Written request » Only the lines from the one containing "Give me the" to the end of the records belong in the output; print them exactly.

Records to use »
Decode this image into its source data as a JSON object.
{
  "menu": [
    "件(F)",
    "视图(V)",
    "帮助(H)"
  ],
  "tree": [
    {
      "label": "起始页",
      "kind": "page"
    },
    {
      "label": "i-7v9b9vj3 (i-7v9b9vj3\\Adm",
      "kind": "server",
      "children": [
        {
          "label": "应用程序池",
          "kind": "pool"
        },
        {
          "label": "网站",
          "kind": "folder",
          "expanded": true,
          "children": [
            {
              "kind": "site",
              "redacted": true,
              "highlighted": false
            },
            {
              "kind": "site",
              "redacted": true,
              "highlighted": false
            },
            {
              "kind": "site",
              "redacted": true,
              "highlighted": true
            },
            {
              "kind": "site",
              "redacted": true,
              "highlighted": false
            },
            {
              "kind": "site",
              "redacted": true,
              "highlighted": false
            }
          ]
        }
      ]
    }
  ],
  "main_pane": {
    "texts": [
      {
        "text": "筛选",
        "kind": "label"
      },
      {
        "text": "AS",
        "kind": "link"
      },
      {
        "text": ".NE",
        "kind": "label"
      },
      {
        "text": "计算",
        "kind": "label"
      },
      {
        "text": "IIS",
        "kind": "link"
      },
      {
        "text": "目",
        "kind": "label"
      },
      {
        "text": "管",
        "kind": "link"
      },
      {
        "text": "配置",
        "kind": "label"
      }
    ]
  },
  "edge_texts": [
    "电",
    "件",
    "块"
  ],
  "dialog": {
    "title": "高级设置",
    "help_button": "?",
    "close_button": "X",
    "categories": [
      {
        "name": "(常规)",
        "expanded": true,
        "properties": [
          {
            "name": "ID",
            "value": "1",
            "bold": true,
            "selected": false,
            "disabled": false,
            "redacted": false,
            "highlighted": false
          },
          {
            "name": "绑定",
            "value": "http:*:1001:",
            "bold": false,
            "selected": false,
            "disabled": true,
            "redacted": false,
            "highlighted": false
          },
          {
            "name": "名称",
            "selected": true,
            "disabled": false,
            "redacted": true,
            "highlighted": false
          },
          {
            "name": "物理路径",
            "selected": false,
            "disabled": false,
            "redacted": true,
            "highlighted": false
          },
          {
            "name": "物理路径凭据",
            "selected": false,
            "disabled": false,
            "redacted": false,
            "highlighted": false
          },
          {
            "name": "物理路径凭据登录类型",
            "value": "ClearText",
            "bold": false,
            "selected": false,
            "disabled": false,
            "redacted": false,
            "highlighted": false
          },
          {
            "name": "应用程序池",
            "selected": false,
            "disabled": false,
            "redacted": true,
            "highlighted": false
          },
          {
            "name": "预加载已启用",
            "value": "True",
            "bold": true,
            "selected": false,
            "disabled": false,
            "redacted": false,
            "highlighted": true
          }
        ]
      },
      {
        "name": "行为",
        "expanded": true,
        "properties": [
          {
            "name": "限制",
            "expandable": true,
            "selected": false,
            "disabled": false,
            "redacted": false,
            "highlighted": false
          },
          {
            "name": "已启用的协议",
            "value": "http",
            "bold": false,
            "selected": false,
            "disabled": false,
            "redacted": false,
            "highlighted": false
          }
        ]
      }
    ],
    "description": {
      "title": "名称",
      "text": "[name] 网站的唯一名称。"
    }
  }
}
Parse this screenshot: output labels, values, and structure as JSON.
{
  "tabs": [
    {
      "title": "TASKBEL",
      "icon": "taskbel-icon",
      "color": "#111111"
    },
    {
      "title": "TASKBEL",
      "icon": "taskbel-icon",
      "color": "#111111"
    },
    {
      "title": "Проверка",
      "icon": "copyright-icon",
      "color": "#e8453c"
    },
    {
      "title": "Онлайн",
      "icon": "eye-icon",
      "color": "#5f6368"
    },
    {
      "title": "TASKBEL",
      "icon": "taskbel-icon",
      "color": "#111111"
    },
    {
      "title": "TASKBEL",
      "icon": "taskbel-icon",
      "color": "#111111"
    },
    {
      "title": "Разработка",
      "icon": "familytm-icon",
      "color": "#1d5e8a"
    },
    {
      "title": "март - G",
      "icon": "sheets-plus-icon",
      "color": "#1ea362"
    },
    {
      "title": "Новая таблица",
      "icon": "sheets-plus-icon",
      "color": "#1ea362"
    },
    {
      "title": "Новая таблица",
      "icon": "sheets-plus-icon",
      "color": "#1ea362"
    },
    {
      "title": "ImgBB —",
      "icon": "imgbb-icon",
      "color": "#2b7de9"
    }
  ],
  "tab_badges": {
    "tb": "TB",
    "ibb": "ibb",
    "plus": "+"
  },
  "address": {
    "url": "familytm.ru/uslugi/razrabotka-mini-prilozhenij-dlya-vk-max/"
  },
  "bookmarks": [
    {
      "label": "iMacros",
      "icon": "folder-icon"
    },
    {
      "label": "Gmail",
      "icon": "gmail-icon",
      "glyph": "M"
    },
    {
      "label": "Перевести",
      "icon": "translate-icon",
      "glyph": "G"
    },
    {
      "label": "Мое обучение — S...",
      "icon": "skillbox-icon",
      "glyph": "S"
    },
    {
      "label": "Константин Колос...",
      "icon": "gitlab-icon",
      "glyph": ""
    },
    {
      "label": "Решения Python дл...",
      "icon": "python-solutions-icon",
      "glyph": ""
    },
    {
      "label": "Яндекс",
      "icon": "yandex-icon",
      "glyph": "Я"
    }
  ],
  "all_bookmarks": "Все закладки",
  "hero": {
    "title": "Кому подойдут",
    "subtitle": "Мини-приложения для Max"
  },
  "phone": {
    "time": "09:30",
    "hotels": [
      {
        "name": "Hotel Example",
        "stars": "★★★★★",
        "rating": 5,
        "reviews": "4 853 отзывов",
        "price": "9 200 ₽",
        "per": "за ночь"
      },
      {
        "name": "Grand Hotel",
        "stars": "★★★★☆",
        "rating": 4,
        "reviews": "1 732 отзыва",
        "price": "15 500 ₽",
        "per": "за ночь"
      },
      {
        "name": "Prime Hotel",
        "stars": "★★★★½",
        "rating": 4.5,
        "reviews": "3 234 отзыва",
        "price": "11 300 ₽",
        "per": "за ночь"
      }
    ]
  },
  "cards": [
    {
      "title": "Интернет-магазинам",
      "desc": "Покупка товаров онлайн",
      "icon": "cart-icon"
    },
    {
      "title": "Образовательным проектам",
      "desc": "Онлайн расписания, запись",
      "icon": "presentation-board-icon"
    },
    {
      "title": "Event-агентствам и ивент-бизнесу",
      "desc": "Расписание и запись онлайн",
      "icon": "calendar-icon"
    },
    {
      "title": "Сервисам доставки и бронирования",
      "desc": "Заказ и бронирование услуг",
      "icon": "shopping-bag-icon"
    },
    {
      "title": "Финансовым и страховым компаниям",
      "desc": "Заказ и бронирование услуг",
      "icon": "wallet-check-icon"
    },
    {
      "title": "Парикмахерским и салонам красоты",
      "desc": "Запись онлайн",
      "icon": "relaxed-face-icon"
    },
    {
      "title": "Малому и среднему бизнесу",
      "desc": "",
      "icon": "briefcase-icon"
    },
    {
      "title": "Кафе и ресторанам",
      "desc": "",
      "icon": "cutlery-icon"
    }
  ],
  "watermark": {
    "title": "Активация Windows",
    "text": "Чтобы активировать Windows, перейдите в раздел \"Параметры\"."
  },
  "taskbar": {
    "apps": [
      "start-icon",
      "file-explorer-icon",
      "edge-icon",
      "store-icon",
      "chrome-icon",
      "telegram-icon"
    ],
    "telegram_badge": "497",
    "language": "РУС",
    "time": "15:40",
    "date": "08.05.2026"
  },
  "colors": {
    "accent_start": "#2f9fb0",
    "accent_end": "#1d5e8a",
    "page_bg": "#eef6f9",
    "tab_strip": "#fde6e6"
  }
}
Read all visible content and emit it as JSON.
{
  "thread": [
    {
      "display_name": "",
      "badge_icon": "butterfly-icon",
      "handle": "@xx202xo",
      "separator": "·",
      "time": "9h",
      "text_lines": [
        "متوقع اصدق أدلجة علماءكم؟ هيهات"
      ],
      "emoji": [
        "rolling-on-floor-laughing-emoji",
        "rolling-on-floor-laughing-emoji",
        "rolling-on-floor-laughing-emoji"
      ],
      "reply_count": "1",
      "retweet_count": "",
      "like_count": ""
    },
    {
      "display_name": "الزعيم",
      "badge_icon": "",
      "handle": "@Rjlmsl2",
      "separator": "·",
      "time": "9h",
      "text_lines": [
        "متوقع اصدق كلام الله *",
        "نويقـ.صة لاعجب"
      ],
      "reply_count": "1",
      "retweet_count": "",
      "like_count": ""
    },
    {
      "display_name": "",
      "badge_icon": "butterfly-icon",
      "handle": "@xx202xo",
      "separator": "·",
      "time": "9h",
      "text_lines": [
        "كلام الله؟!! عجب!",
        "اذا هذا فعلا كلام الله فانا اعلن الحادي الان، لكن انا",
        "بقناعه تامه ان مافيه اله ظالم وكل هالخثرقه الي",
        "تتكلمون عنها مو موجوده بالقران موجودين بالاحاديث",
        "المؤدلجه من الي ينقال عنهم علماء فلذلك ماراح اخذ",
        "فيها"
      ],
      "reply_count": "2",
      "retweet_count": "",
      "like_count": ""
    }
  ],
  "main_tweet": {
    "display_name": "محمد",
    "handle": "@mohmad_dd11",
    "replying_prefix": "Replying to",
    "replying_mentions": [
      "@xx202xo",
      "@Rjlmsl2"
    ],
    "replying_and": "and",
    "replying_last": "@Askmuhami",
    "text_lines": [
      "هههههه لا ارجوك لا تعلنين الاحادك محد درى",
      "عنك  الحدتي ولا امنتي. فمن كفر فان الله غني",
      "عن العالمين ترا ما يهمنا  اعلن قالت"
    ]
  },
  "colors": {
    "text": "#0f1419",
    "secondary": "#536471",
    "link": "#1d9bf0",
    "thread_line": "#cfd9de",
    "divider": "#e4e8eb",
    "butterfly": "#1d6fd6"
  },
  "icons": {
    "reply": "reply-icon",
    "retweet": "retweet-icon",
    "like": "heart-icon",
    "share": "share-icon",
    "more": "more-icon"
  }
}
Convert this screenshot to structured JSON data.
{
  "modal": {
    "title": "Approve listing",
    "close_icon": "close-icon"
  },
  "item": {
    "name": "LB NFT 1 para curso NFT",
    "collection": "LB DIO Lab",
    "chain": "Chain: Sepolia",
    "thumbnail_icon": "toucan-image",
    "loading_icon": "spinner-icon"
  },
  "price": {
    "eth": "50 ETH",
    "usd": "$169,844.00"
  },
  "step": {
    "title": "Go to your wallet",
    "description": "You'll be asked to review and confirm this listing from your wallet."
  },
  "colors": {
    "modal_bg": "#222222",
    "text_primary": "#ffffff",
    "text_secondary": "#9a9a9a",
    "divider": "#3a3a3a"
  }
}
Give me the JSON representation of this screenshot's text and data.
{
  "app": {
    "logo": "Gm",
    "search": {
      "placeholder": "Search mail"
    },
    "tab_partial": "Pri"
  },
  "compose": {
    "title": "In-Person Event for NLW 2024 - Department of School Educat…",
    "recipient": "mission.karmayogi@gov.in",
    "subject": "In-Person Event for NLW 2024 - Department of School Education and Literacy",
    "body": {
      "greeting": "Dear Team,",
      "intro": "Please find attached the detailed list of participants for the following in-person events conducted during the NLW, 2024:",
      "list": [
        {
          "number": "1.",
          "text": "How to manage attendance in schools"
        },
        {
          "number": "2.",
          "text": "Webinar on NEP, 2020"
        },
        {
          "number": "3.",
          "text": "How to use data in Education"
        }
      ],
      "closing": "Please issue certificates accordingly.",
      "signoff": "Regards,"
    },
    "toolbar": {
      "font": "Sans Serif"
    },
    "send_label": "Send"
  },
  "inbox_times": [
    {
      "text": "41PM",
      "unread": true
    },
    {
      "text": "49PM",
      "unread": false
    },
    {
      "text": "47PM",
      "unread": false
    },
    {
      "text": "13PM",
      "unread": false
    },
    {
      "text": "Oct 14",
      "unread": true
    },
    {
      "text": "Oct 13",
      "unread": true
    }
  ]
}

Reply to the exercise »
Give me the JSON representation of this screenshot's text and data.
{
  "app": {
    "logo": "Gm",
    "search": {
      "placeholder": "Search mail"
    },
    "tab_partial": "Pri"
  },
  "compose": {
    "title": "In-Person Event for NLW 2024 - Department of School Educat…",
    "recipient": "mission.karmayogi@gov.in",
    "subject": "In-Person Event for NLW 2024 - Department of School Education and Literacy",
    "body": {
      "greeting": "Dear Team,",
      "intro": "Please find attached the detailed list of participants for the following in-person events conducted during the NLW, 2024:",
      "list": [
        {
          "number": "1.",
          "text": "How to manage attendance in schools"
        },
        {
          "number": "2.",
          "text": "Webinar on NEP, 2020"
        },
        {
          "number": "3.",
          "text": "How to use data in Education"
        }
      ],
      "closing": "Please issue certificates accordingly.",
      "signoff": "Regards,"
    },
    "toolbar": {
      "font": "Sans Serif"
    },
    "send_label": "Send"
  },
  "inbox_times": [
    {
      "text": "41PM",
      "unread": true
    },
    {
      "text": "49PM",
      "unread": false
    },
    {
      "text": "47PM",
      "unread": false
    },
    {
      "text": "13PM",
      "unread": false
    },
    {
      "text": "Oct 14",
      "unread": true
    },
    {
      "text": "Oct 13",
      "unread": true
    }
  ]
}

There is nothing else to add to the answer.